■ Extracted material:

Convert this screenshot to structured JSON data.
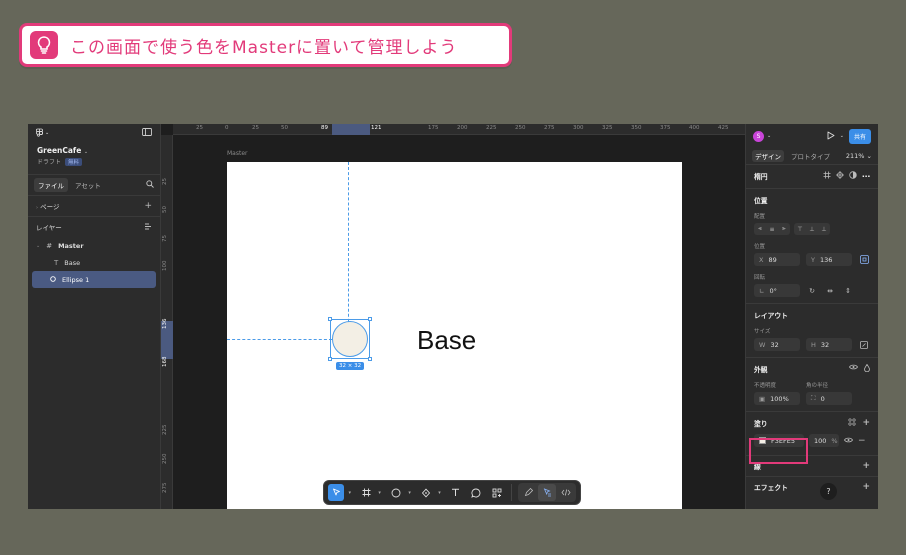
{
  "banner": {
    "text": "この画面で使う色をMasterに置いて管理しよう"
  },
  "left": {
    "file_name": "GreenCafe",
    "file_status": "ドラフト",
    "plan_badge": "無料",
    "tabs": [
      {
        "label": "ファイル"
      },
      {
        "label": "アセット"
      }
    ],
    "pages_label": "ページ",
    "layers_label": "レイヤー",
    "layers": [
      {
        "name": "Master"
      },
      {
        "name": "Base"
      },
      {
        "name": "Ellipse 1"
      }
    ]
  },
  "canvas": {
    "ruler_h": [
      "25",
      "0",
      "25",
      "50",
      "89",
      "121",
      "175",
      "200",
      "225",
      "250",
      "275",
      "300",
      "325",
      "350",
      "375",
      "400",
      "425"
    ],
    "ruler_v": [
      "25",
      "50",
      "75",
      "100",
      "136",
      "168",
      "225",
      "250",
      "275"
    ],
    "frame_label": "Master",
    "base_text": "Base",
    "size_tag": "32 × 32"
  },
  "right": {
    "avatar": "S",
    "share_label": "共有",
    "tabs": [
      {
        "label": "デザイン"
      },
      {
        "label": "プロトタイプ"
      }
    ],
    "zoom": "211%",
    "layer_type": "楕円",
    "position": {
      "title": "位置",
      "align_label": "配置",
      "pos_label": "位置",
      "x_label": "X",
      "x": "89",
      "y_label": "Y",
      "y": "136",
      "rotation_label": "回転",
      "rotation": "0°"
    },
    "layout": {
      "title": "レイアウト",
      "size_label": "サイズ",
      "w_label": "W",
      "w": "32",
      "h_label": "H",
      "h": "32"
    },
    "appearance": {
      "title": "外観",
      "opacity_label": "不透明度",
      "opacity": "100%",
      "radius_label": "角の半径",
      "radius": "0"
    },
    "fill": {
      "title": "塗り",
      "hex": "F3EFE5",
      "alpha": "100",
      "alpha_unit": "%"
    },
    "stroke_title": "線",
    "effects_title": "エフェクト"
  },
  "help": "?",
  "colors": {
    "accent": "#e23a7a",
    "selection": "#3b8ee8",
    "fill": "#f3efe5"
  }
}
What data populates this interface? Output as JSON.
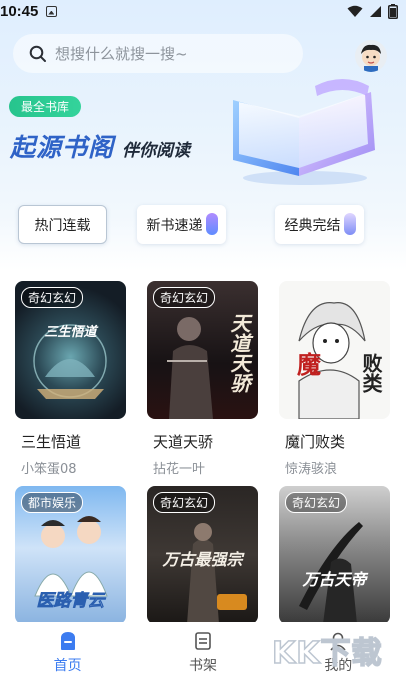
{
  "status": {
    "time": "10:45"
  },
  "search": {
    "placeholder": "想搜什么就搜一搜~"
  },
  "hero": {
    "badge": "最全书库",
    "brand": "起源书阁",
    "slogan": "伴你阅读"
  },
  "chips": [
    {
      "label": "热门连载",
      "active": true
    },
    {
      "label": "新书速递",
      "active": false
    },
    {
      "label": "经典完结",
      "active": false
    }
  ],
  "books": [
    {
      "title": "三生悟道",
      "author": "小笨蛋08",
      "genre": "奇幻玄幻",
      "cover_text": "三生悟道"
    },
    {
      "title": "天道天骄",
      "author": "拈花一叶",
      "genre": "奇幻玄幻",
      "cover_text": "天道天骄"
    },
    {
      "title": "魔门败类",
      "author": "惊涛骇浪",
      "genre": "奇幻玄幻",
      "cover_text": "败类"
    },
    {
      "title": "医路青云",
      "author": "",
      "genre": "都市娱乐",
      "cover_text": "医路青云"
    },
    {
      "title": "万古最强宗",
      "author": "",
      "genre": "奇幻玄幻",
      "cover_text": "万古最强宗"
    },
    {
      "title": "万古天帝",
      "author": "",
      "genre": "奇幻玄幻",
      "cover_text": "万古天帝"
    }
  ],
  "nav": [
    {
      "label": "首页",
      "icon": "home-icon",
      "active": true
    },
    {
      "label": "书架",
      "icon": "bookshelf-icon",
      "active": false
    },
    {
      "label": "我的",
      "icon": "profile-icon",
      "active": false
    }
  ],
  "watermark": "KK下载",
  "colors": {
    "accent": "#3c7cf0",
    "badge": "#2dc993",
    "brand": "#2f63c7"
  }
}
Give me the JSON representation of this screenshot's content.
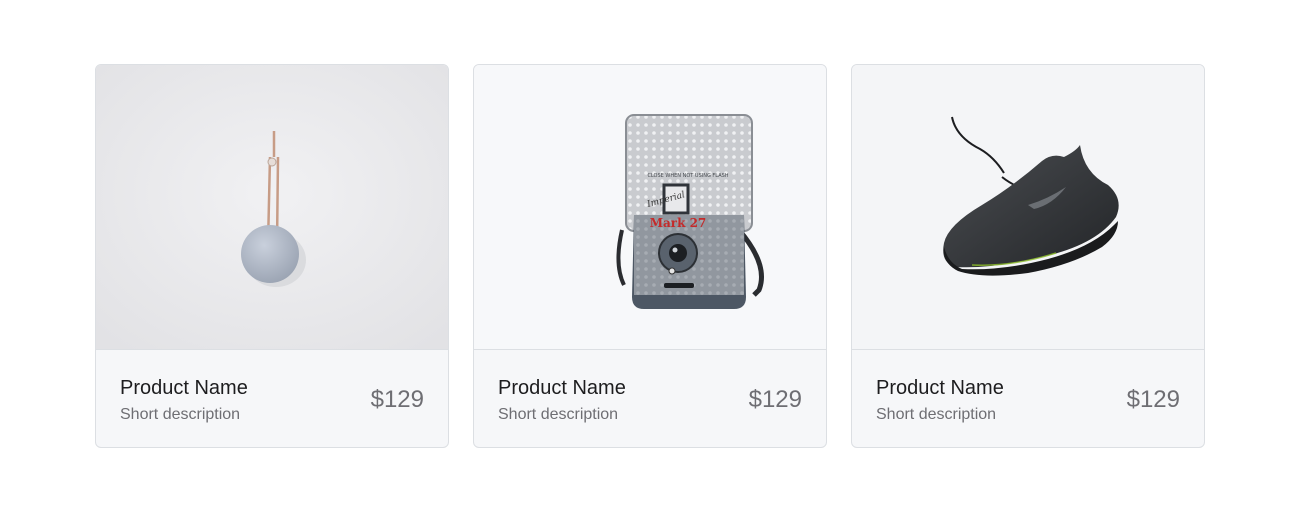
{
  "products": [
    {
      "name": "Product Name",
      "description": "Short description",
      "price": "$129",
      "image": "round-speaker-image"
    },
    {
      "name": "Product Name",
      "description": "Short description",
      "price": "$129",
      "image": "instant-camera-image",
      "image_text": {
        "brand_script": "Imperial",
        "model": "Mark 27",
        "warning": "CLOSE WHEN NOT USING FLASH"
      }
    },
    {
      "name": "Product Name",
      "description": "Short description",
      "price": "$129",
      "image": "black-sneaker-image"
    }
  ],
  "colors": {
    "card_border": "#dcdfe3",
    "card_footer_bg": "#f6f7f9",
    "title_text": "#1d1d1f",
    "muted_text": "#6e6e73"
  }
}
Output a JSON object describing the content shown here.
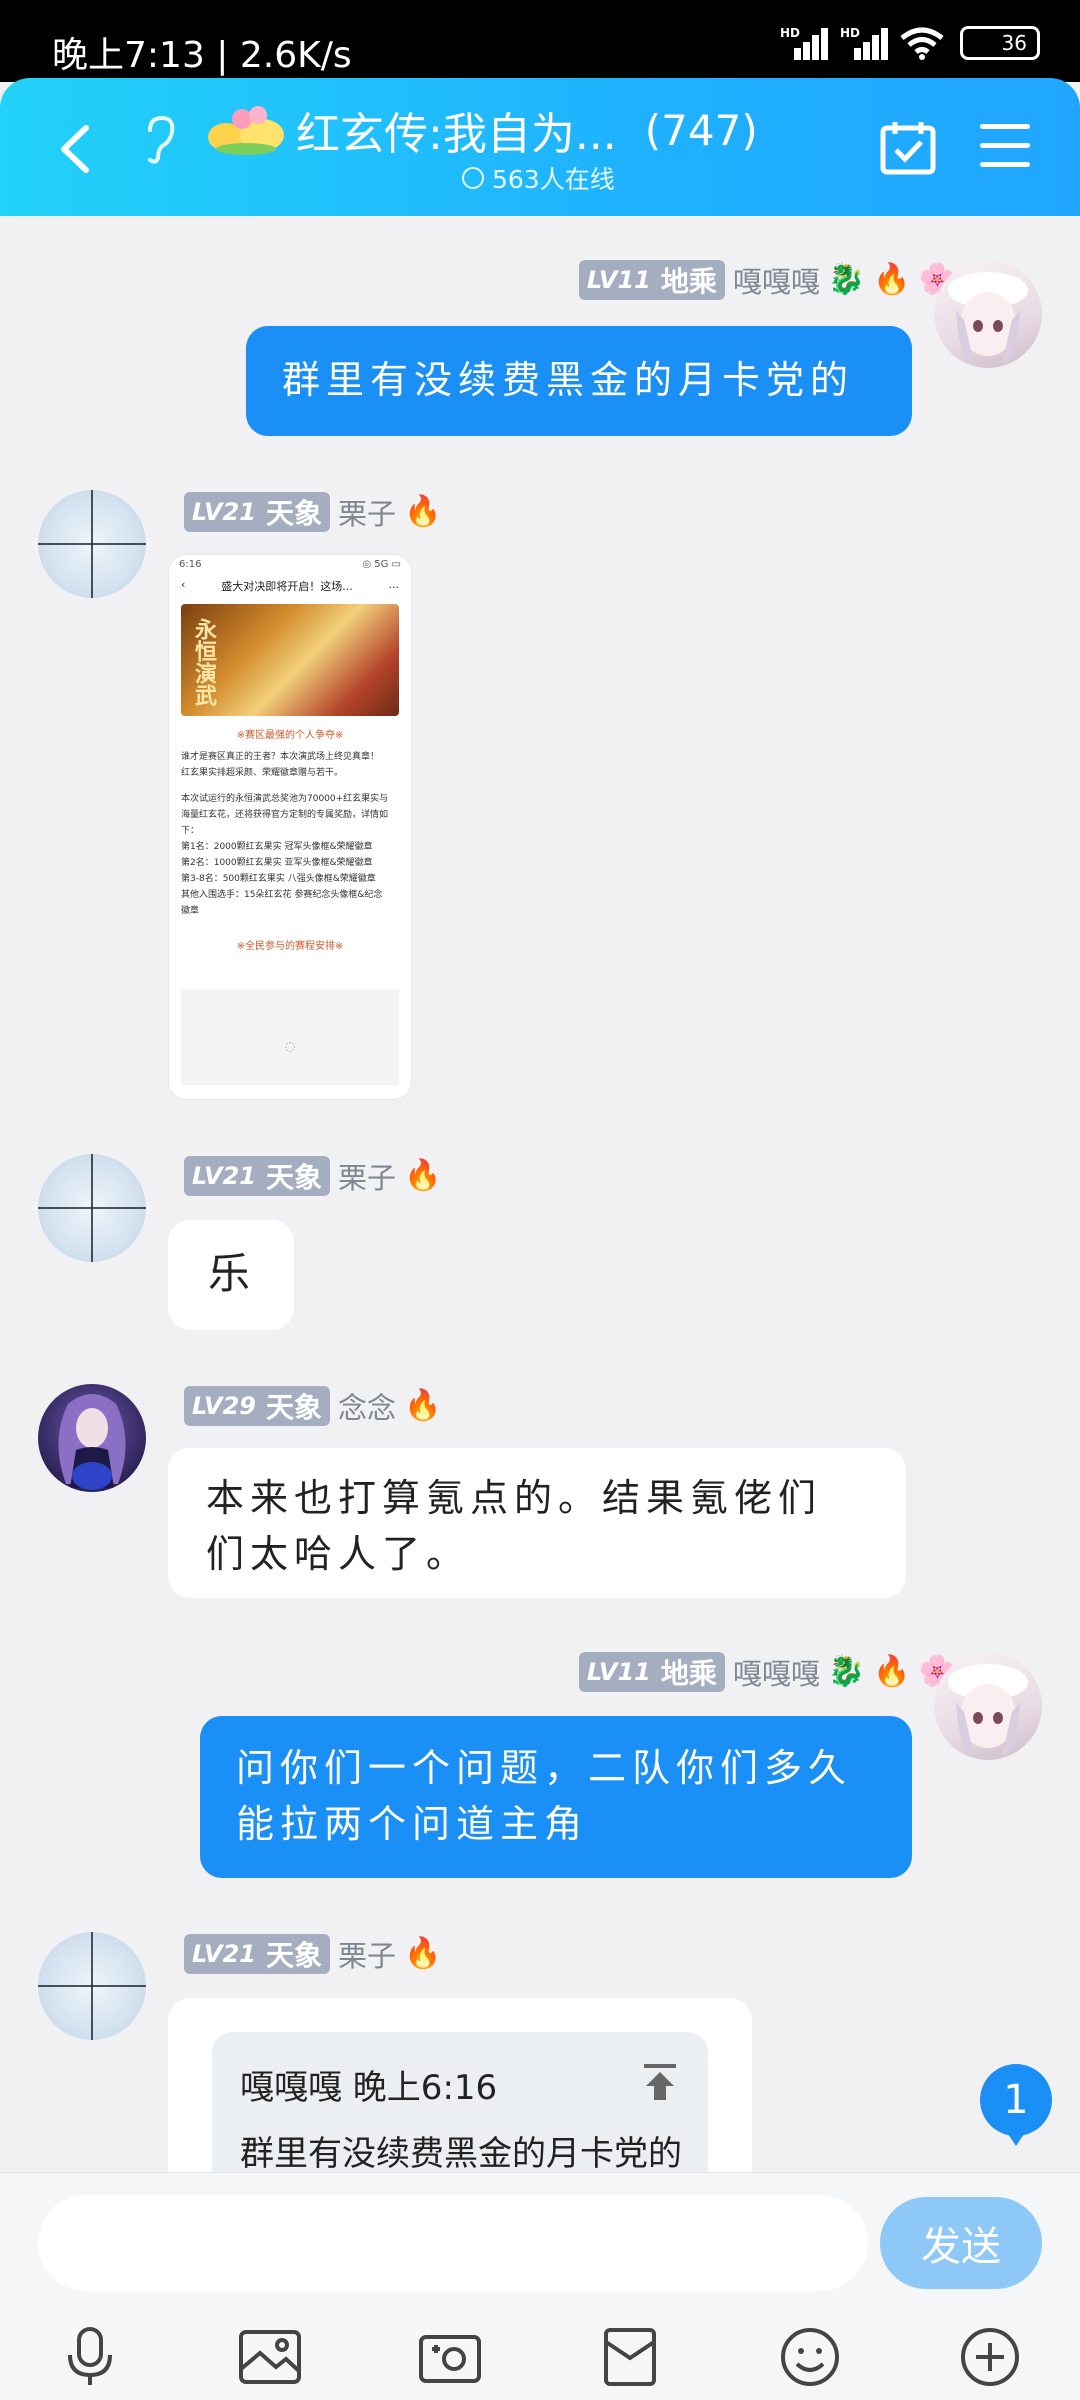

■ To do: Do not copy the pictures, but repeat every line exactly.

■ Full response:
Convert this screenshot to structured JSON data.
{
  "banner": {
    "text": "この画面で使う色をMasterに置いて管理しよう"
  },
  "left": {
    "file_name": "GreenCafe",
    "file_status": "ドラフト",
    "plan_badge": "無料",
    "tabs": [
      {
        "label": "ファイル"
      },
      {
        "label": "アセット"
      }
    ],
    "pages_label": "ページ",
    "layers_label": "レイヤー",
    "layers": [
      {
        "name": "Master"
      },
      {
        "name": "Base"
      },
      {
        "name": "Ellipse 1"
      }
    ]
  },
  "canvas": {
    "ruler_h": [
      "25",
      "0",
      "25",
      "50",
      "89",
      "121",
      "175",
      "200",
      "225",
      "250",
      "275",
      "300",
      "325",
      "350",
      "375",
      "400",
      "425"
    ],
    "ruler_v": [
      "25",
      "50",
      "75",
      "100",
      "136",
      "168",
      "225",
      "250",
      "275"
    ],
    "frame_label": "Master",
    "base_text": "Base",
    "size_tag": "32 × 32"
  },
  "right": {
    "avatar": "S",
    "share_label": "共有",
    "tabs": [
      {
        "label": "デザイン"
      },
      {
        "label": "プロトタイプ"
      }
    ],
    "zoom": "211%",
    "layer_type": "楕円",
    "position": {
      "title": "位置",
      "align_label": "配置",
      "pos_label": "位置",
      "x_label": "X",
      "x": "89",
      "y_label": "Y",
      "y": "136",
      "rotation_label": "回転",
      "rotation": "0°"
    },
    "layout": {
      "title": "レイアウト",
      "size_label": "サイズ",
      "w_label": "W",
      "w": "32",
      "h_label": "H",
      "h": "32"
    },
    "appearance": {
      "title": "外観",
      "opacity_label": "不透明度",
      "opacity": "100%",
      "radius_label": "角の半径",
      "radius": "0"
    },
    "fill": {
      "title": "塗り",
      "hex": "F3EFE5",
      "alpha": "100",
      "alpha_unit": "%"
    },
    "stroke_title": "線",
    "effects_title": "エフェクト"
  },
  "help": "?",
  "colors": {
    "accent": "#e23a7a",
    "selection": "#3b8ee8",
    "fill": "#f3efe5"
  }
}
What data populates this interface? Output as JSON.
{
  "status": {
    "time": "10:45"
  },
  "search": {
    "placeholder": "想搜什么就搜一搜~"
  },
  "hero": {
    "badge": "最全书库",
    "brand": "起源书阁",
    "slogan": "伴你阅读"
  },
  "chips": [
    {
      "label": "热门连载",
      "active": true
    },
    {
      "label": "新书速递",
      "active": false
    },
    {
      "label": "经典完结",
      "active": false
    }
  ],
  "books": [
    {
      "title": "三生悟道",
      "author": "小笨蛋08",
      "genre": "奇幻玄幻",
      "cover_text": "三生悟道"
    },
    {
      "title": "天道天骄",
      "author": "拈花一叶",
      "genre": "奇幻玄幻",
      "cover_text": "天道天骄"
    },
    {
      "title": "魔门败类",
      "author": "惊涛骇浪",
      "genre": "奇幻玄幻",
      "cover_text": "败类"
    },
    {
      "title": "医路青云",
      "author": "",
      "genre": "都市娱乐",
      "cover_text": "医路青云"
    },
    {
      "title": "万古最强宗",
      "author": "",
      "genre": "奇幻玄幻",
      "cover_text": "万古最强宗"
    },
    {
      "title": "万古天帝",
      "author": "",
      "genre": "奇幻玄幻",
      "cover_text": "万古天帝"
    }
  ],
  "nav": [
    {
      "label": "首页",
      "icon": "home-icon",
      "active": true
    },
    {
      "label": "书架",
      "icon": "bookshelf-icon",
      "active": false
    },
    {
      "label": "我的",
      "icon": "profile-icon",
      "active": false
    }
  ],
  "watermark": "KK下载",
  "colors": {
    "accent": "#3c7cf0",
    "badge": "#2dc993",
    "brand": "#2f63c7"
  }
}
Give me the JSON representation of this screenshot's content.
{
  "products": [
    {
      "name": "Product Name",
      "description": "Short description",
      "price": "$129",
      "image": "round-speaker-image"
    },
    {
      "name": "Product Name",
      "description": "Short description",
      "price": "$129",
      "image": "instant-camera-image",
      "image_text": {
        "brand_script": "Imperial",
        "model": "Mark 27",
        "warning": "CLOSE WHEN NOT USING FLASH"
      }
    },
    {
      "name": "Product Name",
      "description": "Short description",
      "price": "$129",
      "image": "black-sneaker-image"
    }
  ],
  "colors": {
    "card_border": "#dcdfe3",
    "card_footer_bg": "#f6f7f9",
    "title_text": "#1d1d1f",
    "muted_text": "#6e6e73"
  }
}
Output a JSON object describing the content shown here.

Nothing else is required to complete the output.